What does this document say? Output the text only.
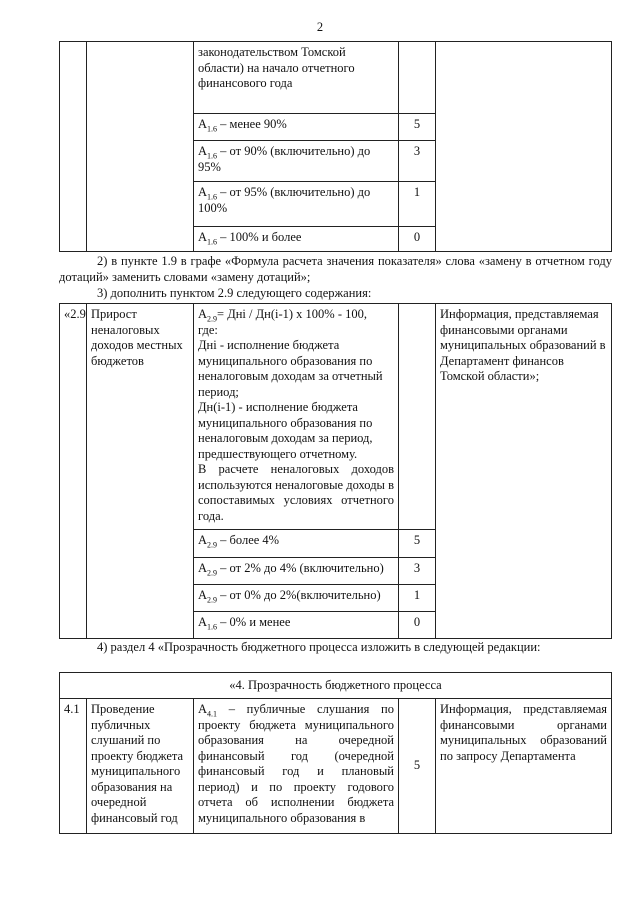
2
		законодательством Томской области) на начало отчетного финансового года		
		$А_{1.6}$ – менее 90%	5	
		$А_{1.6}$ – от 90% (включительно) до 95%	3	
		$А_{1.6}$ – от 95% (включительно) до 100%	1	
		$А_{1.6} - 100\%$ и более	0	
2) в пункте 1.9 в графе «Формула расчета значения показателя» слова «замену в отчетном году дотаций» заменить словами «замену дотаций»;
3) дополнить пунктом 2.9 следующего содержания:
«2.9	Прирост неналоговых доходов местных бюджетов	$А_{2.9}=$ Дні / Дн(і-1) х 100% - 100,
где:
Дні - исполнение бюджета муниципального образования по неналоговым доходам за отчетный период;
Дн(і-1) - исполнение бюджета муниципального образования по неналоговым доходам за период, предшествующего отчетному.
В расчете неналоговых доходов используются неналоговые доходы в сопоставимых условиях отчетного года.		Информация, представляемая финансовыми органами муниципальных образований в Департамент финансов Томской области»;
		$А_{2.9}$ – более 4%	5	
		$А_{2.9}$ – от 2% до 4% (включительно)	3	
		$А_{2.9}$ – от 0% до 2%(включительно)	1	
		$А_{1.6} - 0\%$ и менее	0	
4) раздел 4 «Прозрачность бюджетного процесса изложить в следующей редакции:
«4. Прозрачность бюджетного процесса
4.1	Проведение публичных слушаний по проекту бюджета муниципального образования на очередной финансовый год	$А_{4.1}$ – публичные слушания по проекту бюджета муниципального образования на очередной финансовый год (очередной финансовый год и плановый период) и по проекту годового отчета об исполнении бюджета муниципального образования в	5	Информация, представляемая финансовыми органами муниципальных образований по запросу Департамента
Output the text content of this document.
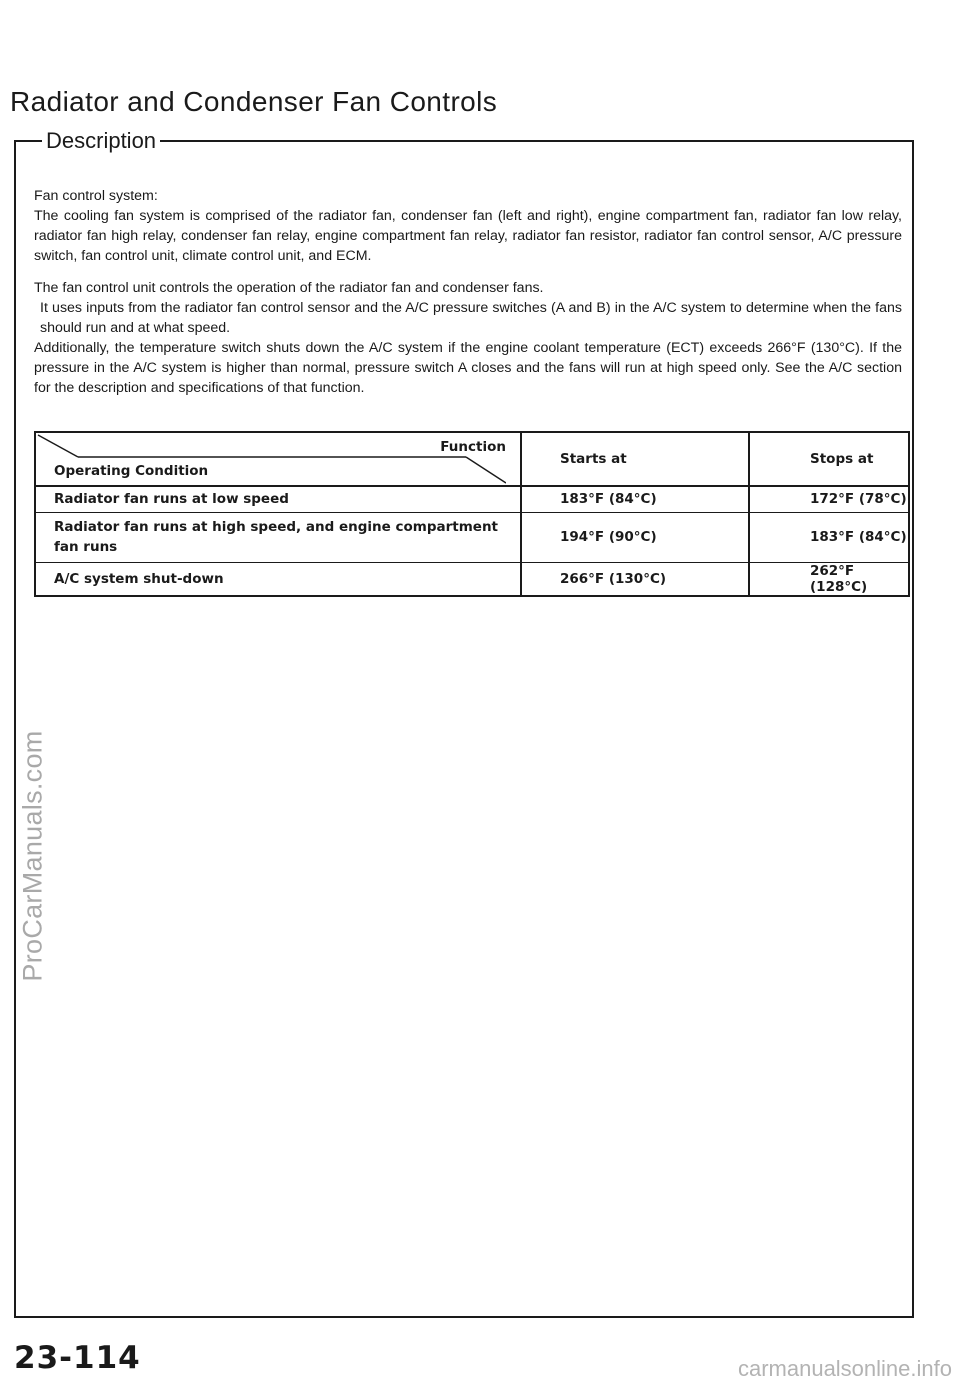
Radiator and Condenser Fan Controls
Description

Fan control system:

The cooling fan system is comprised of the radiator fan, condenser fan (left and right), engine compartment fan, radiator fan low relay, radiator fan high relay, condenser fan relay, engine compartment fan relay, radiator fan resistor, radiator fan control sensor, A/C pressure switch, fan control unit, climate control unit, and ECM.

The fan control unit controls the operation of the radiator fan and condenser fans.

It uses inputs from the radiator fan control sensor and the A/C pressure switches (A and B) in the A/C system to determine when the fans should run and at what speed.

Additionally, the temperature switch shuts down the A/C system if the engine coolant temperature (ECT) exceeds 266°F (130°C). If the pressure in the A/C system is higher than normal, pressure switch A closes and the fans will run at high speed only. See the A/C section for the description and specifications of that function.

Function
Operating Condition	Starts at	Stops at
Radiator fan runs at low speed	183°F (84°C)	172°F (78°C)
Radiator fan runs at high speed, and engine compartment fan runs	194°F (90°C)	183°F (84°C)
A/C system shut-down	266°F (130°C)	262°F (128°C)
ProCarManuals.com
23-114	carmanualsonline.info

==========

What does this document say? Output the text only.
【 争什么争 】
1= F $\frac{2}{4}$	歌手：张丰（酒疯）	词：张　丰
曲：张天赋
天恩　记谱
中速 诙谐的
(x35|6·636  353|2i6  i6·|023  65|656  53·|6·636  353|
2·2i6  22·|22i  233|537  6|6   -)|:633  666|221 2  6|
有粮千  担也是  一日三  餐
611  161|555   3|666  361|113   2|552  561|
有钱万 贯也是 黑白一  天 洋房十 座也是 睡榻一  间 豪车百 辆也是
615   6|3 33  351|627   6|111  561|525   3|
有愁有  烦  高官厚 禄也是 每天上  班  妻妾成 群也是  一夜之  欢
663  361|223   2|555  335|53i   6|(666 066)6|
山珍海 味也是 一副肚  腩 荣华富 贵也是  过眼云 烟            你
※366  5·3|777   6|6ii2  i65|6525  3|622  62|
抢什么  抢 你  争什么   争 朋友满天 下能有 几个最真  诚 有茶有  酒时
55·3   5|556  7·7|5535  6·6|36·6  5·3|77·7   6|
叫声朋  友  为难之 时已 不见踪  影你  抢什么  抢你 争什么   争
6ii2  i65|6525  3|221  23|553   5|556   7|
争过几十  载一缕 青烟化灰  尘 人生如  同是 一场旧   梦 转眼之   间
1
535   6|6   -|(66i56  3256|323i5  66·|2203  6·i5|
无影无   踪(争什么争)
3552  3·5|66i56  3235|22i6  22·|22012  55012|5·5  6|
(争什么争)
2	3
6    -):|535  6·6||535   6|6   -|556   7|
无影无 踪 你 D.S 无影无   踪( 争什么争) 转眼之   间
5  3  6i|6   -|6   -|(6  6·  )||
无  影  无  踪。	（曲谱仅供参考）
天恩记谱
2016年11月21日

==========

### [Goal]
What is the number of lines above that hold the string "исполнение"? Answer with that number alone.

### [Full answer]
2